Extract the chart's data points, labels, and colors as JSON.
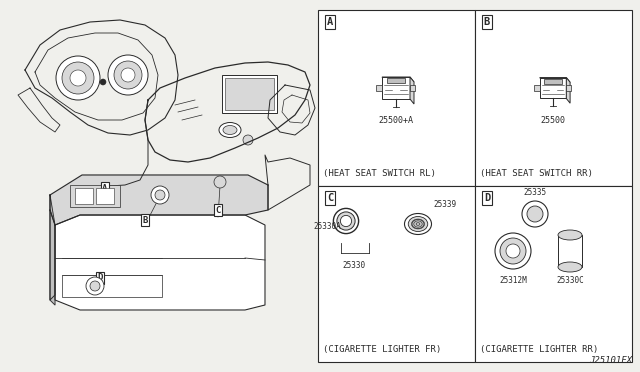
{
  "bg_color": "#f0f0ec",
  "line_color": "#2a2a2a",
  "white": "#ffffff",
  "gray_light": "#d8d8d8",
  "gray_mid": "#c0c0c0",
  "title_code": "J25101FX",
  "caption_A": "(HEAT SEAT SWITCH RL)",
  "caption_B": "(HEAT SEAT SWITCH RR)",
  "caption_C": "(CIGARETTE LIGHTER FR)",
  "caption_D": "(CIGARETTE LIGHTER RR)",
  "part_A": "25500+A",
  "part_B": "25500",
  "parts_C": [
    "25330A",
    "25339",
    "25330"
  ],
  "parts_D": [
    "25335",
    "25312M",
    "25330C"
  ],
  "font_size_caption": 6.5,
  "font_size_part": 6.0,
  "font_size_label": 7.5,
  "font_size_code": 6.5
}
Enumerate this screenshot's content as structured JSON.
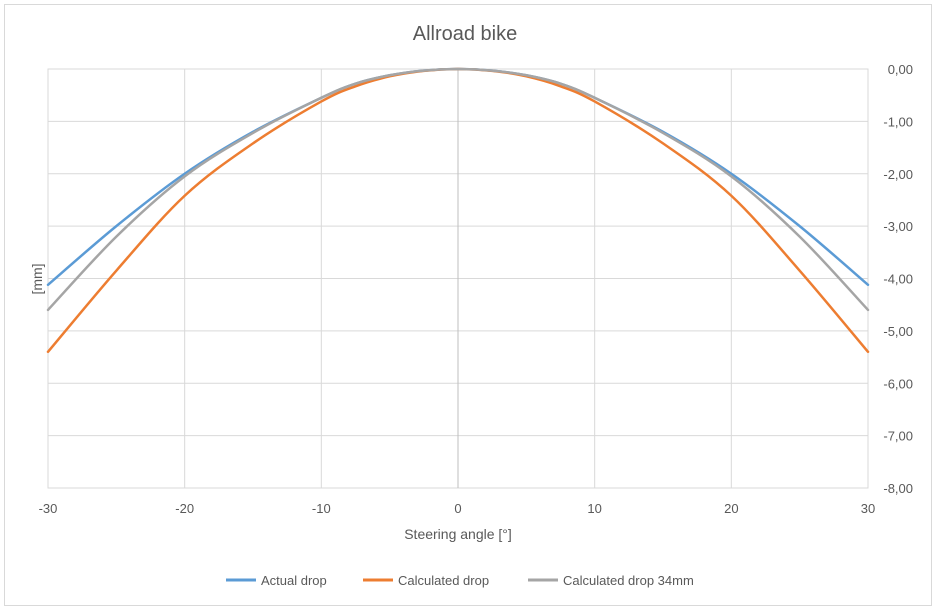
{
  "chart_data": {
    "type": "line",
    "title": "Allroad bike",
    "xlabel": "Steering angle [°]",
    "ylabel": "[mm]",
    "xlim": [
      -30,
      30
    ],
    "ylim": [
      -8,
      0
    ],
    "x_ticks": [
      -30,
      -20,
      -10,
      0,
      10,
      20,
      30
    ],
    "y_ticks": [
      "0,00",
      "-1,00",
      "-2,00",
      "-3,00",
      "-4,00",
      "-5,00",
      "-6,00",
      "-7,00",
      "-8,00"
    ],
    "y_axis_position": "right",
    "grid": true,
    "legend": "bottom",
    "x": [
      -30,
      -25,
      -20,
      -15,
      -10,
      -7.5,
      -5,
      -2.5,
      0,
      2.5,
      5,
      7.5,
      10,
      15,
      20,
      25,
      30
    ],
    "series": [
      {
        "name": "Actual drop",
        "color": "#5b9bd5",
        "values": [
          -4.12,
          -3.0,
          -2.0,
          -1.2,
          -0.55,
          -0.28,
          -0.12,
          -0.03,
          0,
          -0.03,
          -0.12,
          -0.28,
          -0.55,
          -1.2,
          -2.0,
          -3.0,
          -4.12
        ]
      },
      {
        "name": "Calculated drop",
        "color": "#ed7d31",
        "values": [
          -5.4,
          -3.85,
          -2.42,
          -1.42,
          -0.62,
          -0.33,
          -0.14,
          -0.035,
          0,
          -0.035,
          -0.14,
          -0.33,
          -0.62,
          -1.42,
          -2.42,
          -3.85,
          -5.4
        ]
      },
      {
        "name": "Calculated drop 34mm",
        "color": "#a5a5a5",
        "values": [
          -4.6,
          -3.2,
          -2.05,
          -1.22,
          -0.55,
          -0.28,
          -0.12,
          -0.03,
          0,
          -0.03,
          -0.12,
          -0.28,
          -0.55,
          -1.22,
          -2.05,
          -3.2,
          -4.6
        ]
      }
    ]
  }
}
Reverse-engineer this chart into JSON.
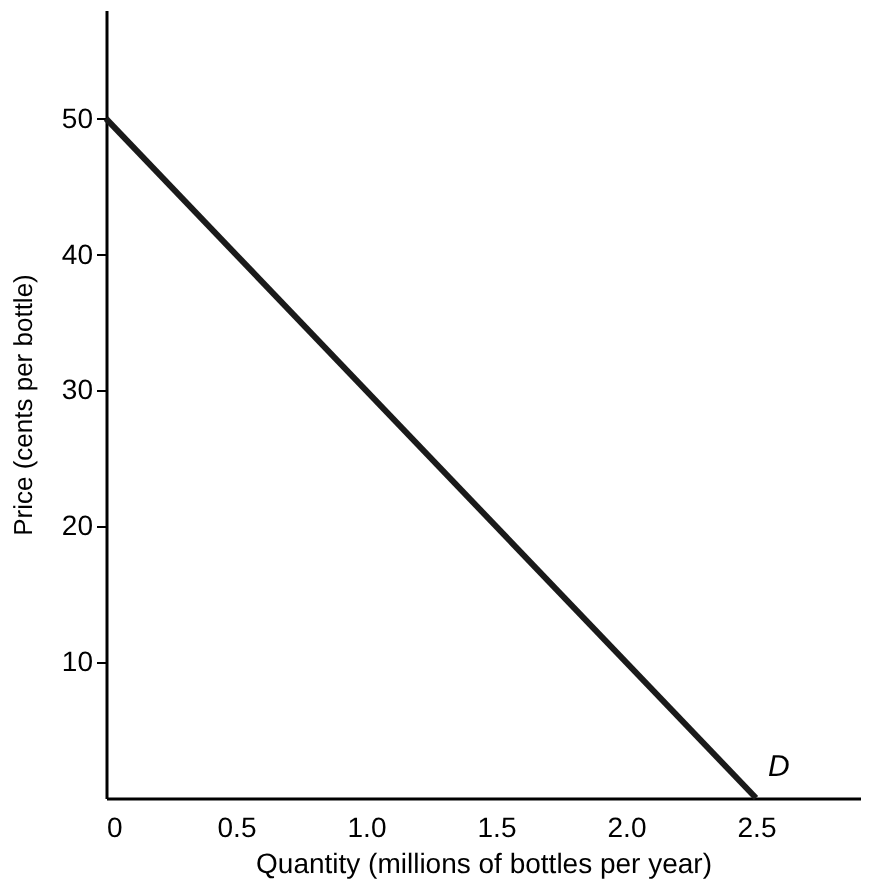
{
  "chart_data": {
    "type": "line",
    "xlabel": "Quantity (millions of bottles per year)",
    "ylabel": "Price (cents per bottle)",
    "x": [
      0,
      2.5
    ],
    "series": [
      {
        "color": "#1a1a1a",
        "values": [
          50,
          0
        ]
      }
    ],
    "xlim": [
      0,
      2.9
    ],
    "ylim": [
      0,
      58
    ],
    "xticks": [
      0,
      0.5,
      {
        "value": 1,
        "label": "1.0"
      },
      1.5,
      {
        "value": 2,
        "label": "2.0"
      },
      2.5
    ],
    "yticks": [
      10,
      20,
      30,
      40,
      50
    ],
    "annotations": [
      {
        "text": "D",
        "x": 2.5,
        "y": 0
      }
    ],
    "grid": false,
    "marker": "none",
    "line_style": "solid"
  }
}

» **Instructions to follow**
In the records above, find the line containing "Reverse-engineer this chart into JSON.", then please restate it and each line after it word for word, pictures excluded.

» **Task solution**
Reverse-engineer this chart into JSON.
{
  "chart_data": {
    "type": "line",
    "xlabel": "Quantity (millions of bottles per year)",
    "ylabel": "Price (cents per bottle)",
    "x": [
      0,
      2.5
    ],
    "series": [
      {
        "color": "#1a1a1a",
        "values": [
          50,
          0
        ]
      }
    ],
    "xlim": [
      0,
      2.9
    ],
    "ylim": [
      0,
      58
    ],
    "xticks": [
      0,
      0.5,
      {
        "value": 1,
        "label": "1.0"
      },
      1.5,
      {
        "value": 2,
        "label": "2.0"
      },
      2.5
    ],
    "yticks": [
      10,
      20,
      30,
      40,
      50
    ],
    "annotations": [
      {
        "text": "D",
        "x": 2.5,
        "y": 0
      }
    ],
    "grid": false,
    "marker": "none",
    "line_style": "solid"
  }
}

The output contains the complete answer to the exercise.